- [Work to be completed]: Pick out the lines in the listing below that contain the word "this" and copy them.

───── Data rows

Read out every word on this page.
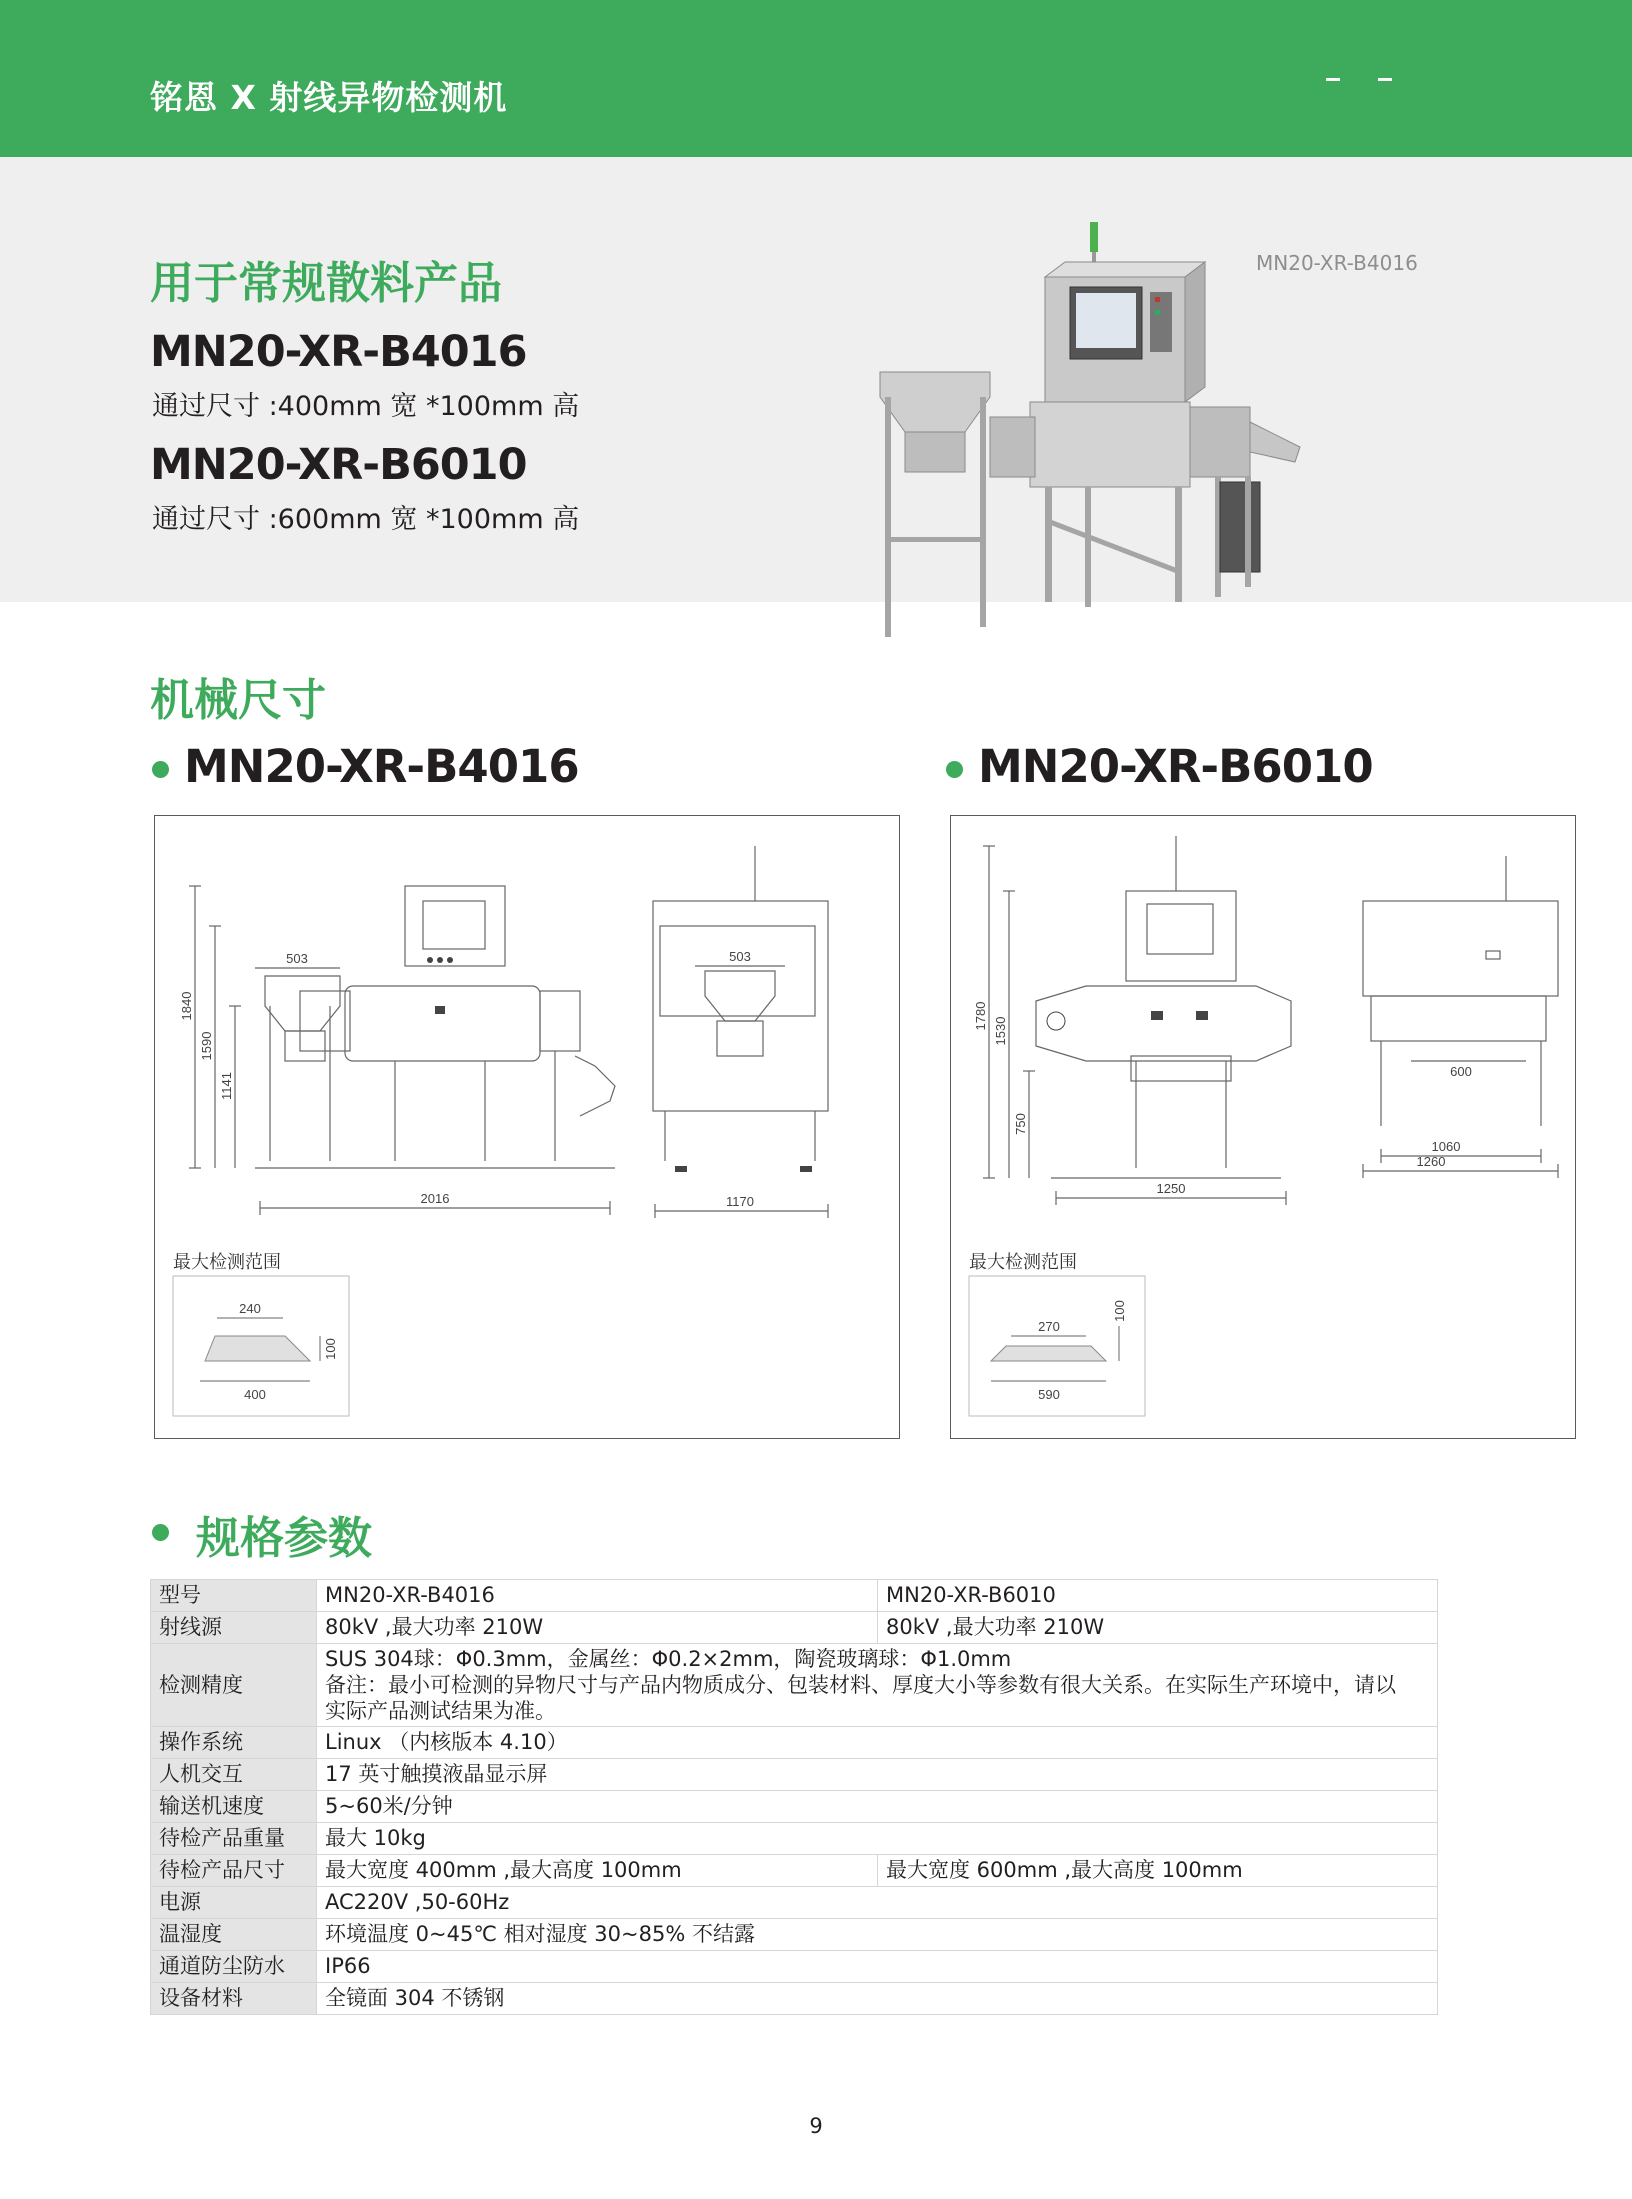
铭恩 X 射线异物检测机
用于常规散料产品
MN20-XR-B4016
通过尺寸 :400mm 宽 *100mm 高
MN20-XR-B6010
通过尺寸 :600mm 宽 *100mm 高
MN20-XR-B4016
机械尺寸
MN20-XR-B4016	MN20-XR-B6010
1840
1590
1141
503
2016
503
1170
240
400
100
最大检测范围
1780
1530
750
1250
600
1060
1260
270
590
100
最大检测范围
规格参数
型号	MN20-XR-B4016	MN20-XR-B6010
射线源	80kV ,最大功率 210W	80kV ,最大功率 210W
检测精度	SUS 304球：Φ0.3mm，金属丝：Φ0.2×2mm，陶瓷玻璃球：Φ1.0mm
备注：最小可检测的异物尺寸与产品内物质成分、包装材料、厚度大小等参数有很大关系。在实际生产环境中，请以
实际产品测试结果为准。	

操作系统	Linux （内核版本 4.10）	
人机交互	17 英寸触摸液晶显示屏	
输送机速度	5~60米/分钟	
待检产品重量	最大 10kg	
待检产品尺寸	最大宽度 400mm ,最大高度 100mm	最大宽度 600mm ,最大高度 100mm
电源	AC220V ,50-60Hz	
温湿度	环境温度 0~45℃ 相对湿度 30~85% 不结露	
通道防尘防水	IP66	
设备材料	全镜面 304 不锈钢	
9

──────────
───── Data rows

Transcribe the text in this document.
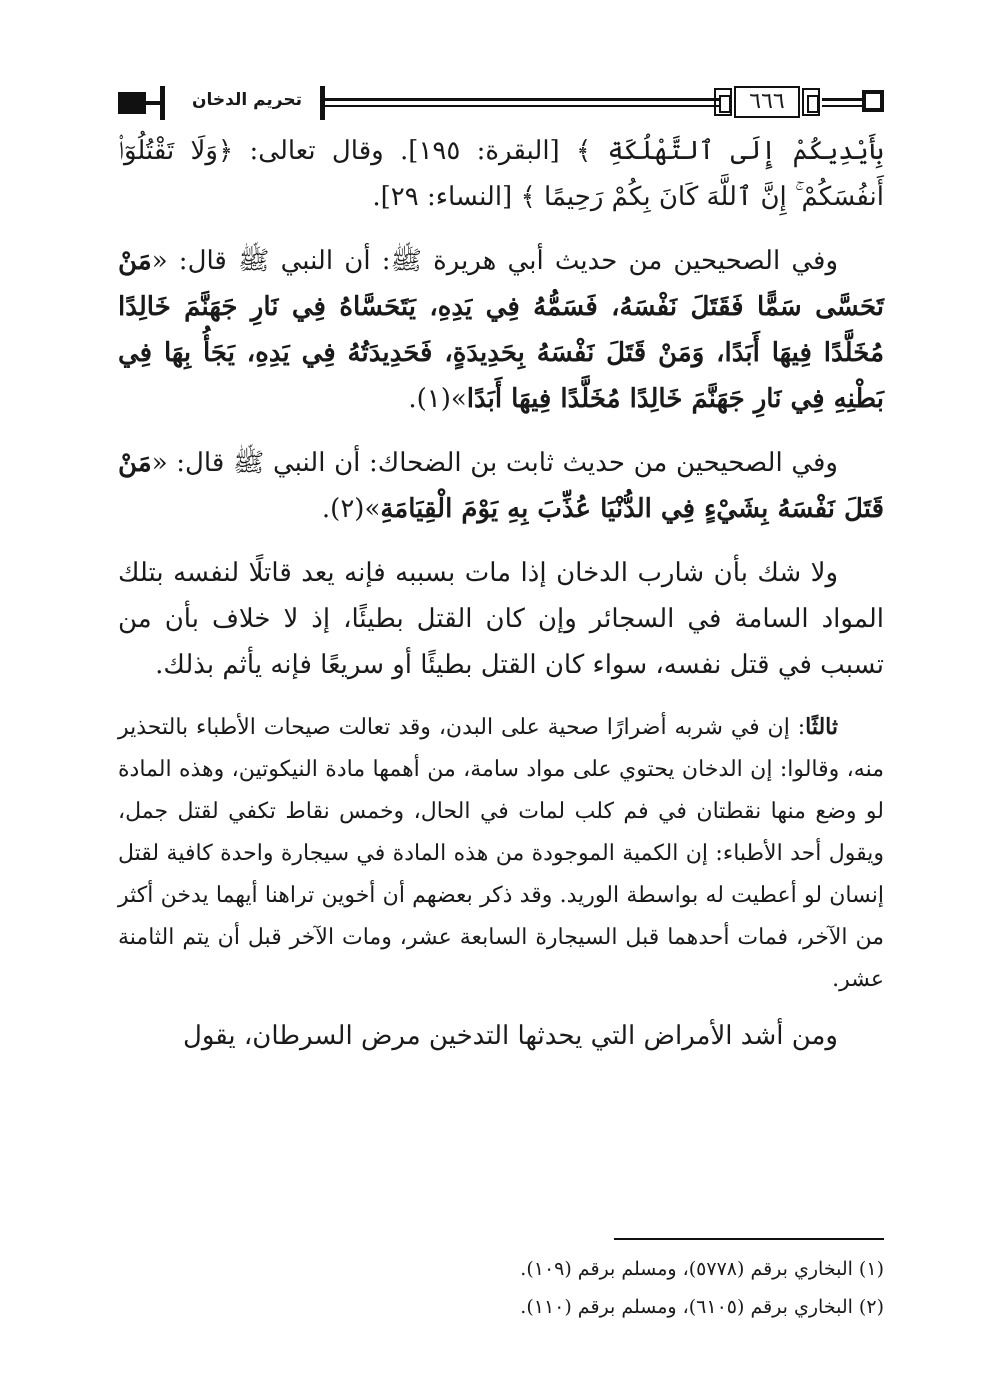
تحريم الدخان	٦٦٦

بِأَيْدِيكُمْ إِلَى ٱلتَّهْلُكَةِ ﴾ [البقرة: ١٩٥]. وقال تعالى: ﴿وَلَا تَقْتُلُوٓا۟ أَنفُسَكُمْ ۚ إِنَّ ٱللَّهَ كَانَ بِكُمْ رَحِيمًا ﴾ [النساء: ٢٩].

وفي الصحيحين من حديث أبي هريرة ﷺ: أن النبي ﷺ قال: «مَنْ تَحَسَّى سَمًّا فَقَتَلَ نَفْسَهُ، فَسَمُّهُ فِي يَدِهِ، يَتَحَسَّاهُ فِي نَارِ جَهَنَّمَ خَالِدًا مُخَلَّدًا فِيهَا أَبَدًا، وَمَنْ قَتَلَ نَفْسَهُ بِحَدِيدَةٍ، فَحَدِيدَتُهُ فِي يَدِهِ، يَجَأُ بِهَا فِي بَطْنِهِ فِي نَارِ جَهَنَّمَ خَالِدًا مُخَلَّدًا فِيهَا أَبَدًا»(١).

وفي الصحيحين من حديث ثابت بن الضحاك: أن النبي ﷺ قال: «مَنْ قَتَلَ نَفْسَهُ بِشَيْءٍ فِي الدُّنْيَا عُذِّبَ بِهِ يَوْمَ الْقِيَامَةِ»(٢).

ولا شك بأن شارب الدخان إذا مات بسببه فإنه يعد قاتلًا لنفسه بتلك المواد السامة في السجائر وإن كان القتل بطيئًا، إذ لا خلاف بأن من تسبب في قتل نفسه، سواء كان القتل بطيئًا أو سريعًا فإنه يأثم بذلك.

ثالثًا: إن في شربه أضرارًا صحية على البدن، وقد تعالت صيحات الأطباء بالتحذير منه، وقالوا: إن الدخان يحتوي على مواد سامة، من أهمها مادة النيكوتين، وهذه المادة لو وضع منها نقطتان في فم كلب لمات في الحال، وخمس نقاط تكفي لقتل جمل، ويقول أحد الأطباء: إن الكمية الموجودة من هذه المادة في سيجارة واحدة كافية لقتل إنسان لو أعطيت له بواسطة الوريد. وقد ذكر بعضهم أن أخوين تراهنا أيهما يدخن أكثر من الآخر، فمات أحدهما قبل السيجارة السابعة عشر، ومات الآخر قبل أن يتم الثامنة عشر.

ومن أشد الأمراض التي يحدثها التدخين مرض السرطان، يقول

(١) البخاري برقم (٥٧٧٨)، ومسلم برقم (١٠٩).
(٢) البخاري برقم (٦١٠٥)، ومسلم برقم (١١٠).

──────────

- [Solved exercise]:
Read out every word on this page.
Transcribe the text in this document.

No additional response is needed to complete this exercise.